== Written problem ==
Out of the lines below, please list those that hold the string "your".

══════

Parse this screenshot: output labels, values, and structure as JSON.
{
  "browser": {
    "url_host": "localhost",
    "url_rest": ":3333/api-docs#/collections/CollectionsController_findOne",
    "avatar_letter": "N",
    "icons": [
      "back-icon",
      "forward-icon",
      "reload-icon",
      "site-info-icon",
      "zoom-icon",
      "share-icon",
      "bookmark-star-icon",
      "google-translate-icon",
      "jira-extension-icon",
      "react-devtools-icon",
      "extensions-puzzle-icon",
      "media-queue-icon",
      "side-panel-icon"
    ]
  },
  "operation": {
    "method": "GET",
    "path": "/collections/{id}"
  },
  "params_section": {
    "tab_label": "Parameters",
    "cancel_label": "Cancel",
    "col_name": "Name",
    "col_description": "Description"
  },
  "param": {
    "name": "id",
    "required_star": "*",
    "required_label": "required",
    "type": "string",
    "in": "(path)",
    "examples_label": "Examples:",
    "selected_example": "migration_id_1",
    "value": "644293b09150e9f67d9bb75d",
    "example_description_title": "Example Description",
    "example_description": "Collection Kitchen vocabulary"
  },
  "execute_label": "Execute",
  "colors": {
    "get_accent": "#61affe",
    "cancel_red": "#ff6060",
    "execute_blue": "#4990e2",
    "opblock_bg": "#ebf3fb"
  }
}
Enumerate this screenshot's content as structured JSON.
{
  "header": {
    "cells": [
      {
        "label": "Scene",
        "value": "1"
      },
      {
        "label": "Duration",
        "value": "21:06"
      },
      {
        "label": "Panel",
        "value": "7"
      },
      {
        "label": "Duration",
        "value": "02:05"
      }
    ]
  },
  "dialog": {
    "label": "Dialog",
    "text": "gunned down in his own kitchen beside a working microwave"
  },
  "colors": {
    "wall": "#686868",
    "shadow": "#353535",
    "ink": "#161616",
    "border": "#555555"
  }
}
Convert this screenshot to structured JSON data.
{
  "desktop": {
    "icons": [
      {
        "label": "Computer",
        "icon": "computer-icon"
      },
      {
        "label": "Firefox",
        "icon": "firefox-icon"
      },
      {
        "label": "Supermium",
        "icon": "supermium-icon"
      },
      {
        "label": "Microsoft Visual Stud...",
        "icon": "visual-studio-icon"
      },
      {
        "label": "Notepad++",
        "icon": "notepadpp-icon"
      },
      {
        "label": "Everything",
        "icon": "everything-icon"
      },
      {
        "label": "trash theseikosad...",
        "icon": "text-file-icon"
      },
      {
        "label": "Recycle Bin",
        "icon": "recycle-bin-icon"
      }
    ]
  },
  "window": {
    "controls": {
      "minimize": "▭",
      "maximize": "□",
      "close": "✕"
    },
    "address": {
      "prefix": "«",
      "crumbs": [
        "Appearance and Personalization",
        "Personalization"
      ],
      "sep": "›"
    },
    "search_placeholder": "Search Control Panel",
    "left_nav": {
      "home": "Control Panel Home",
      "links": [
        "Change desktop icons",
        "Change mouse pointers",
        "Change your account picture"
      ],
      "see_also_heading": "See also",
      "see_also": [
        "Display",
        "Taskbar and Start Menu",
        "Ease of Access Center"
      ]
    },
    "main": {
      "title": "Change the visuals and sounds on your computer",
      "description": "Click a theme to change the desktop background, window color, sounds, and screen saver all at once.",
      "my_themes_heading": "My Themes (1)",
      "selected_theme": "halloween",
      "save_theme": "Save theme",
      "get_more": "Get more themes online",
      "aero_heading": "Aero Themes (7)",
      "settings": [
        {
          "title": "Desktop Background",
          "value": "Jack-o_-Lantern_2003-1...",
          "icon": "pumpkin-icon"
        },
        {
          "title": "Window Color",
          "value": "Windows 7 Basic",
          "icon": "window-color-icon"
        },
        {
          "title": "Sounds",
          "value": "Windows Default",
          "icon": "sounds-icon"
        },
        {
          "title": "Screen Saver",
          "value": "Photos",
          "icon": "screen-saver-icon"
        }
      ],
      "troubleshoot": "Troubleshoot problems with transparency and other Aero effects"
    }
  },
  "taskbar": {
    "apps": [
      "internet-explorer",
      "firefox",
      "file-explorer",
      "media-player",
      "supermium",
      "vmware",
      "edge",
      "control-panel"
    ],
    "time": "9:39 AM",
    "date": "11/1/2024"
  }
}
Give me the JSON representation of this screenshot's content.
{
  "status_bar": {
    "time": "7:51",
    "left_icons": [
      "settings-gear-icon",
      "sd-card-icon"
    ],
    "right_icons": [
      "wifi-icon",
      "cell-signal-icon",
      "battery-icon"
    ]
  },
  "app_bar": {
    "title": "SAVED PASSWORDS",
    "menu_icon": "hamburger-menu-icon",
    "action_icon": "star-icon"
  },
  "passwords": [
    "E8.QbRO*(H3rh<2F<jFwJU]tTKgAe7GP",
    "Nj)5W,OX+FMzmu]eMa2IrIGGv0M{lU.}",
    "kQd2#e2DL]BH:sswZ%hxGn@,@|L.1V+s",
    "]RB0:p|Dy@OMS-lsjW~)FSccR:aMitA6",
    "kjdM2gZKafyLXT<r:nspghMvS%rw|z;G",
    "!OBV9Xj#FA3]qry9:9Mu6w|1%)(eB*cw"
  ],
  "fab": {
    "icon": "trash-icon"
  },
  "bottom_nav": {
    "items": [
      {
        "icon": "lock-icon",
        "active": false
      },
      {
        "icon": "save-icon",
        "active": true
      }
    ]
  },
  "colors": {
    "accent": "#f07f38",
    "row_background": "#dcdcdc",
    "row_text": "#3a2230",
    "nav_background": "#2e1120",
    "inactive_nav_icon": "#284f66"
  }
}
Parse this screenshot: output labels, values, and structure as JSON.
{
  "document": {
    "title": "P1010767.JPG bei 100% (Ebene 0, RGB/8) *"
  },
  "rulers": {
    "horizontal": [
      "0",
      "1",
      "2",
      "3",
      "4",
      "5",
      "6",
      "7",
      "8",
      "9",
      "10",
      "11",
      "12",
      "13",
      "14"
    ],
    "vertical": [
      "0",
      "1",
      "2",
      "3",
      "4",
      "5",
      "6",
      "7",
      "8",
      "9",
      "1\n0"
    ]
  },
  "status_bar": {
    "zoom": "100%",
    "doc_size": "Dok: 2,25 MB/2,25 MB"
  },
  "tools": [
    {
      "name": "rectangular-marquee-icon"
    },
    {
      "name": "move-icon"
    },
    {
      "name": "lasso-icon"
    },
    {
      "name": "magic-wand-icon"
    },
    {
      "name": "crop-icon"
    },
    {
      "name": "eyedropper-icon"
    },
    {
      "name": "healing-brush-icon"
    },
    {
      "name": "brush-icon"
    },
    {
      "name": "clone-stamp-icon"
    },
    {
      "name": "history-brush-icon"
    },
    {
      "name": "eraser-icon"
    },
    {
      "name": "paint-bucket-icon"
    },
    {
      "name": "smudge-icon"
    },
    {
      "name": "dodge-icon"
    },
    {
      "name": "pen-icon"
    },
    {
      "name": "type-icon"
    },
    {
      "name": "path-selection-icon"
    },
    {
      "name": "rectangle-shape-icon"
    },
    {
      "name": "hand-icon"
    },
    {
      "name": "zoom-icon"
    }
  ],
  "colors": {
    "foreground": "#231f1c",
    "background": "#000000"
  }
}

══════

== Final answer ==
        "Change your account picture"
      "title": "Change the visuals and sounds on your computer",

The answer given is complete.